=== Source passage ===
John Stainer (1840-1901), born at London, England, was a chorister at St. Paul’s Cathedral there from 1847 to 1856.  At that tender age the prodigy began to compose church music and play the organ.  Aged only fourteen years, our saint became the Organist for St. Benet and St. Peter’s, Paul’s Wharf.  Two years later he left that church for St. Michael’s, Tenbury, where he fulfilled the same duties.  In 1859 Stainer began his studies at Oxford, where he became the Organist at Magdalen College.  From 1863 to 1872 he was the Organist of the University.  Then, from 1872 to 1888, Stainer served as the Organist at St. Paul’s Cathedral, London, where his musical journey had begun.

Stainer also taught the playing of the organ at the National Training School for Music, at which he became the Principal in 1881.  Our saint, knighted in 1888, taught at Oxford from 1889 to 1899.

Stainer edited hymnals, composed music, and wrote about music.  He wrote the Dictionary of Musical Terms and Early Bodleian Music:  Dufay and His Contemporaries, for example.  He composed anthems, an oratorio (Gideon), and cantatas:

  • The Daughter of Jairus (1878);
  • Saint Mary Madgalen (1883); and
  • The Crucifixion (1887).
===
## Requirements
Reproduce the passage on John Stainer word for word, starting at "John Stainer (1840-1901), born" and ending at "1889 to 1899.".
=== Dataset content ===
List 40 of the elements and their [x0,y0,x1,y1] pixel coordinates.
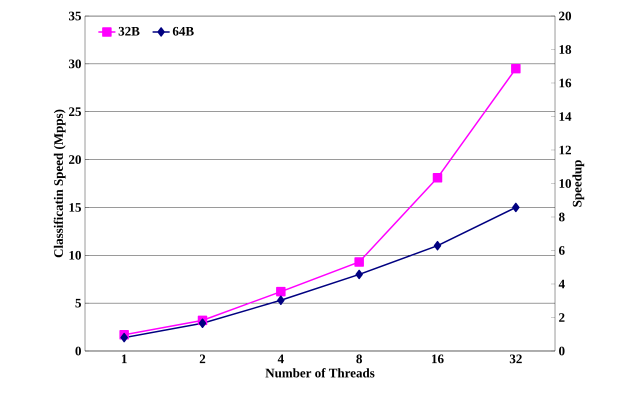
===
## Exercise response
John Stainer (1840-1901), born at London, England, was a chorister at St. Paul’s Cathedral there from 1847 to 1856.  At that tender age the prodigy began to compose church music and play the organ.  Aged only fourteen years, our saint became the Organist for St. Benet and St. Peter’s, Paul’s Wharf.  Two years later he left that church for St. Michael’s, Tenbury, where he fulfilled the same duties.  In 1859 Stainer began his studies at Oxford, where he became the Organist at Magdalen College.  From 1863 to 1872 he was the Organist of the University.  Then, from 1872 to 1888, Stainer served as the Organist at St. Paul’s Cathedral, London, where his musical journey had begun.

Stainer also taught the playing of the organ at the National Training School for Music, at which he became the Principal in 1881.  Our saint, knighted in 1888, taught at Oxford from 1889 to 1899.